Retype all the records with nothing changed.

Records excerpted from a collection:
* * * * *

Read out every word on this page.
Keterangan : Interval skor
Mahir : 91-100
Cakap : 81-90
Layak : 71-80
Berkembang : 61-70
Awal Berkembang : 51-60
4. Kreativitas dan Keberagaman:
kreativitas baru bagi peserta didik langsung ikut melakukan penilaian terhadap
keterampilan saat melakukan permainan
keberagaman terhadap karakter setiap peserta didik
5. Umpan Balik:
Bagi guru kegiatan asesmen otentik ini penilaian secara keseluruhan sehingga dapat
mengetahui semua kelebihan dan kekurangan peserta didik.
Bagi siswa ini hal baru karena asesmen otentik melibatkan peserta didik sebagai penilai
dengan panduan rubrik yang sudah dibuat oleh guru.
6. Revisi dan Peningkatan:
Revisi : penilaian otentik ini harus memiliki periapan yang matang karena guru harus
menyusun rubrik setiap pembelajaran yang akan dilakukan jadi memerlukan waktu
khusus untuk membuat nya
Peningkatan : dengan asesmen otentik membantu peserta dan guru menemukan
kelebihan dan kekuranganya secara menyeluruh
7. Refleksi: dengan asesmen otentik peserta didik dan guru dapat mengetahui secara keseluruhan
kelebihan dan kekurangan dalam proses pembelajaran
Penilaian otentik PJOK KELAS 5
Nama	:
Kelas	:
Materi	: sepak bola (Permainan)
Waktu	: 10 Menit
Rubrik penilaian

* * * * *

* Solution to this exercise *
Read out every word on this page.
Keterangan : Interval skor
Mahir : 91-100
Cakap : 81-90
Layak : 71-80
Berkembang : 61-70
Awal Berkembang : 51-60
4. Kreativitas dan Keberagaman:
kreativitas baru bagi peserta didik langsung ikut melakukan penilaian terhadap
keterampilan saat melakukan permainan
keberagaman terhadap karakter setiap peserta didik
5. Umpan Balik:
Bagi guru kegiatan asesmen otentik ini penilaian secara keseluruhan sehingga dapat
mengetahui semua kelebihan dan kekurangan peserta didik.
Bagi siswa ini hal baru karena asesmen otentik melibatkan peserta didik sebagai penilai
dengan panduan rubrik yang sudah dibuat oleh guru.
6. Revisi dan Peningkatan:
Revisi : penilaian otentik ini harus memiliki periapan yang matang karena guru harus
menyusun rubrik setiap pembelajaran yang akan dilakukan jadi memerlukan waktu
khusus untuk membuat nya
Peningkatan : dengan asesmen otentik membantu peserta dan guru menemukan
kelebihan dan kekuranganya secara menyeluruh
7. Refleksi: dengan asesmen otentik peserta didik dan guru dapat mengetahui secara keseluruhan
kelebihan dan kekurangan dalam proses pembelajaran
Penilaian otentik PJOK KELAS 5
Nama	:
Kelas	:
Materi	: sepak bola (Permainan)
Waktu	: 10 Menit
Rubrik penilaian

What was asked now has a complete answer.